■ **Given problem**:
Your task is to filter the data below down to the lines holding "developments".

Items listed in a dataset:
================
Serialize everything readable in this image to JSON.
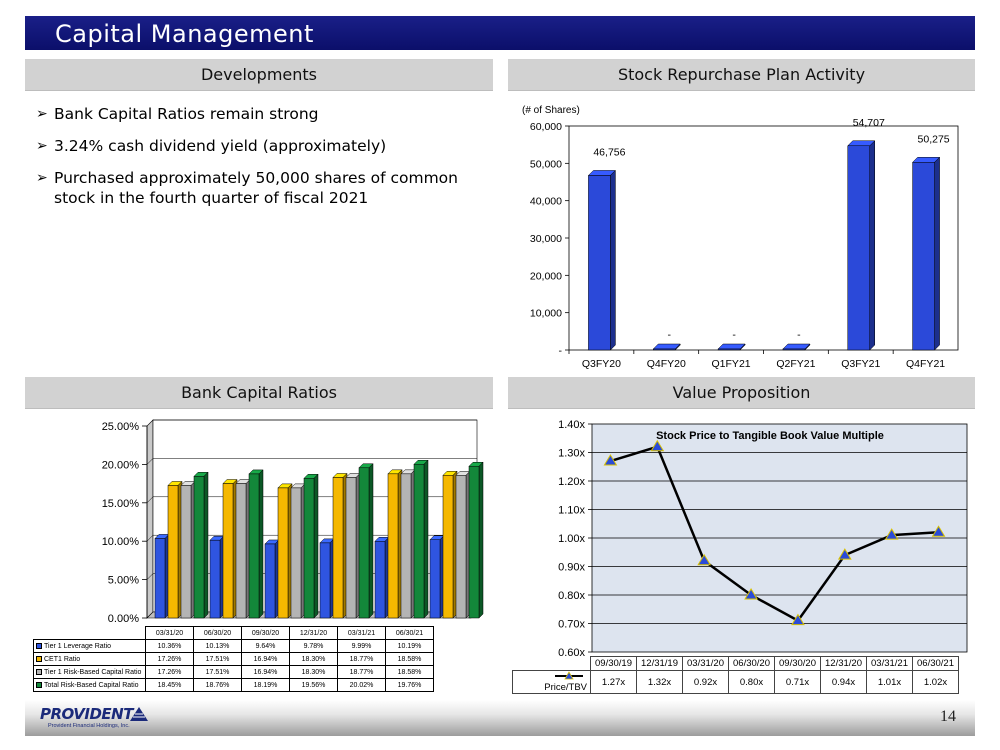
{
  "page": {
    "title": "Capital Management",
    "page_number": "14",
    "logo_text": "PROVIDENT",
    "logo_subtext": "Provident Financial Holdings, Inc."
  },
  "headers": {
    "developments": "Developments",
    "repurchase": "Stock Repurchase Plan Activity",
    "ratios": "Bank Capital Ratios",
    "value": "Value Proposition"
  },
  "developments": {
    "bullets": [
      "Bank Capital Ratios remain strong",
      "3.24% cash dividend yield (approximately)",
      "Purchased approximately 50,000 shares of common stock in the fourth quarter of fiscal 2021"
    ]
  },
  "chart_data": [
    {
      "id": "repurchase",
      "type": "bar",
      "title": "",
      "ylabel": "(# of Shares)",
      "xlabel": "",
      "categories": [
        "Q3FY20",
        "Q4FY20",
        "Q1FY21",
        "Q2FY21",
        "Q3FY21",
        "Q4FY21"
      ],
      "values": [
        46756,
        0,
        0,
        0,
        54707,
        50275
      ],
      "data_labels": [
        "46,756",
        "-",
        "-",
        "-",
        "54,707",
        "50,275"
      ],
      "ylim": [
        0,
        60000
      ],
      "yticks": [
        "-",
        "10,000",
        "20,000",
        "30,000",
        "40,000",
        "50,000",
        "60,000"
      ],
      "grid": false,
      "color": "#2b49d9"
    },
    {
      "id": "ratios",
      "type": "bar",
      "title": "",
      "categories": [
        "03/31/20",
        "06/30/20",
        "09/30/20",
        "12/31/20",
        "03/31/21",
        "06/30/21"
      ],
      "series": [
        {
          "name": "Tier 1 Leverage Ratio",
          "values": [
            10.36,
            10.13,
            9.64,
            9.78,
            9.99,
            10.19
          ],
          "labels": [
            "10.36%",
            "10.13%",
            "9.64%",
            "9.78%",
            "9.99%",
            "10.19%"
          ],
          "color": "#2f55e0"
        },
        {
          "name": "CET1 Ratio",
          "values": [
            17.26,
            17.51,
            16.94,
            18.3,
            18.77,
            18.58
          ],
          "labels": [
            "17.26%",
            "17.51%",
            "16.94%",
            "18.30%",
            "18.77%",
            "18.58%"
          ],
          "color": "#f5b800"
        },
        {
          "name": "Tier 1 Risk-Based Capital Ratio",
          "values": [
            17.26,
            17.51,
            16.94,
            18.3,
            18.77,
            18.58
          ],
          "labels": [
            "17.26%",
            "17.51%",
            "16.94%",
            "18.30%",
            "18.77%",
            "18.58%"
          ],
          "color": "#b4b4b4"
        },
        {
          "name": "Total Risk-Based Capital Ratio",
          "values": [
            18.45,
            18.76,
            18.19,
            19.56,
            20.02,
            19.76
          ],
          "labels": [
            "18.45%",
            "18.76%",
            "18.19%",
            "19.56%",
            "20.02%",
            "19.76%"
          ],
          "color": "#13873a"
        }
      ],
      "ylim": [
        0,
        25
      ],
      "yticks": [
        "0.00%",
        "5.00%",
        "10.00%",
        "15.00%",
        "20.00%",
        "25.00%"
      ],
      "legend": "table-bottom"
    },
    {
      "id": "value",
      "type": "line",
      "title": "Stock Price to Tangible Book Value Multiple",
      "categories": [
        "09/30/19",
        "12/31/19",
        "03/31/20",
        "06/30/20",
        "09/30/20",
        "12/31/20",
        "03/31/21",
        "06/30/21"
      ],
      "series": [
        {
          "name": "Price/TBV",
          "values": [
            1.27,
            1.32,
            0.92,
            0.8,
            0.71,
            0.94,
            1.01,
            1.02
          ],
          "labels": [
            "1.27x",
            "1.32x",
            "0.92x",
            "0.80x",
            "0.71x",
            "0.94x",
            "1.01x",
            "1.02x"
          ],
          "color": "#000000",
          "marker_color": "#2a4bd8"
        }
      ],
      "ylim": [
        0.6,
        1.4
      ],
      "yticks": [
        "0.60x",
        "0.70x",
        "0.80x",
        "0.90x",
        "1.00x",
        "1.10x",
        "1.20x",
        "1.30x",
        "1.40x"
      ],
      "grid": true,
      "legend": "table-bottom"
    }
  ]
}
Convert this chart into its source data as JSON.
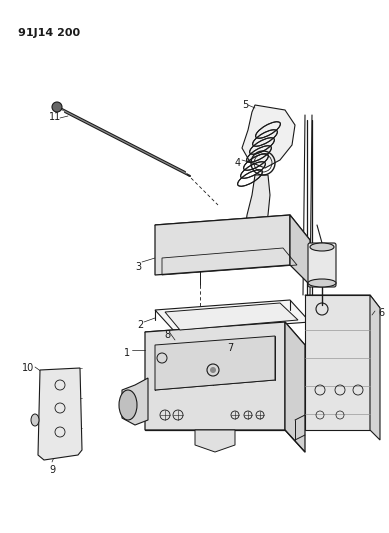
{
  "title": "91J14 200",
  "bg": "#ffffff",
  "lc": "#1a1a1a",
  "fig_w": 3.89,
  "fig_h": 5.33,
  "dpi": 100,
  "xlim": [
    0,
    389
  ],
  "ylim": [
    0,
    533
  ]
}
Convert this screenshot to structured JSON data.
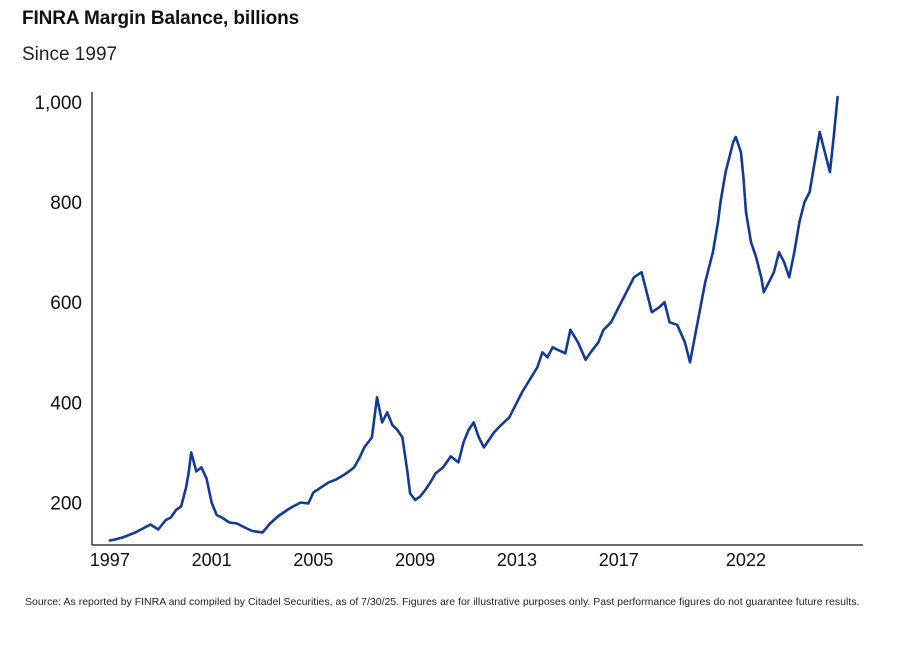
{
  "header": {
    "title": "FINRA Margin Balance, billions",
    "subtitle": "Since 1997"
  },
  "footer": {
    "source": "Source: As reported by FINRA and compiled by Citadel Securities, as of 7/30/25. Figures are for illustrative purposes only. Past performance figures do not guarantee future results."
  },
  "chart_data": {
    "type": "line",
    "title": "FINRA Margin Balance, billions",
    "subtitle": "Since 1997",
    "xlabel": "",
    "ylabel": "",
    "x_ticks": [
      1997,
      2001,
      2005,
      2009,
      2013,
      2017,
      2022
    ],
    "x_tick_labels": [
      "1997",
      "2001",
      "2005",
      "2009",
      "2013",
      "2017",
      "2022"
    ],
    "y_ticks": [
      200,
      400,
      600,
      800,
      1000
    ],
    "y_tick_labels": [
      "200",
      "400",
      "600",
      "800",
      "1,000"
    ],
    "xlim": [
      1996.3,
      2026.6
    ],
    "ylim": [
      115,
      1020
    ],
    "grid": false,
    "line_color": "#123a96",
    "series": [
      {
        "x": [
          1997.0,
          1997.2,
          1997.5,
          1997.8,
          1998.0,
          1998.3,
          1998.6,
          1998.9,
          1999.2,
          1999.4,
          1999.6,
          1999.8,
          2000.0,
          2000.1,
          2000.2,
          2000.4,
          2000.6,
          2000.8,
          2001.0,
          2001.2,
          2001.4,
          2001.7,
          2002.0,
          2002.3,
          2002.6,
          2003.0,
          2003.3,
          2003.6,
          2004.0,
          2004.2,
          2004.5,
          2004.8,
          2005.0,
          2005.3,
          2005.6,
          2005.9,
          2006.2,
          2006.4,
          2006.6,
          2006.8,
          2007.0,
          2007.3,
          2007.5,
          2007.7,
          2007.9,
          2008.1,
          2008.3,
          2008.5,
          2008.7,
          2008.8,
          2009.0,
          2009.2,
          2009.4,
          2009.6,
          2009.8,
          2010.1,
          2010.4,
          2010.7,
          2010.9,
          2011.1,
          2011.3,
          2011.5,
          2011.7,
          2011.9,
          2012.1,
          2012.4,
          2012.7,
          2012.9,
          2013.2,
          2013.5,
          2013.8,
          2014.0,
          2014.2,
          2014.4,
          2014.6,
          2014.9,
          2015.1,
          2015.4,
          2015.7,
          2015.9,
          2016.2,
          2016.4,
          2016.7,
          2017.0,
          2017.3,
          2017.6,
          2017.9,
          2018.1,
          2018.3,
          2018.6,
          2018.8,
          2019.0,
          2019.3,
          2019.6,
          2019.8,
          2020.1,
          2020.4,
          2020.7,
          2020.9,
          2021.0,
          2021.2,
          2021.4,
          2021.5,
          2021.6,
          2021.8,
          2021.9,
          2022.0,
          2022.2,
          2022.4,
          2022.6,
          2022.7,
          2022.9,
          2023.1,
          2023.3,
          2023.5,
          2023.7,
          2023.9,
          2024.1,
          2024.3,
          2024.5,
          2024.7,
          2024.9,
          2025.1,
          2025.3,
          2025.45,
          2025.6
        ],
        "values": [
          124,
          126,
          130,
          136,
          140,
          148,
          156,
          146,
          165,
          170,
          185,
          192,
          230,
          260,
          300,
          262,
          270,
          248,
          200,
          175,
          170,
          160,
          158,
          150,
          143,
          140,
          158,
          172,
          186,
          192,
          200,
          198,
          220,
          230,
          240,
          246,
          255,
          262,
          270,
          288,
          310,
          330,
          410,
          360,
          380,
          355,
          345,
          330,
          260,
          218,
          205,
          212,
          225,
          240,
          258,
          270,
          292,
          280,
          320,
          345,
          360,
          330,
          310,
          325,
          340,
          356,
          370,
          390,
          420,
          445,
          470,
          500,
          490,
          510,
          505,
          498,
          545,
          520,
          485,
          500,
          520,
          545,
          560,
          590,
          620,
          650,
          660,
          620,
          580,
          590,
          600,
          560,
          555,
          520,
          480,
          560,
          640,
          700,
          760,
          800,
          860,
          900,
          920,
          930,
          900,
          850,
          780,
          720,
          690,
          650,
          620,
          640,
          660,
          700,
          680,
          650,
          700,
          760,
          800,
          820,
          880,
          940,
          900,
          860,
          930,
          1010
        ]
      }
    ]
  }
}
================
■ **Written solution**:
    "developments": "Developments",
  "developments": {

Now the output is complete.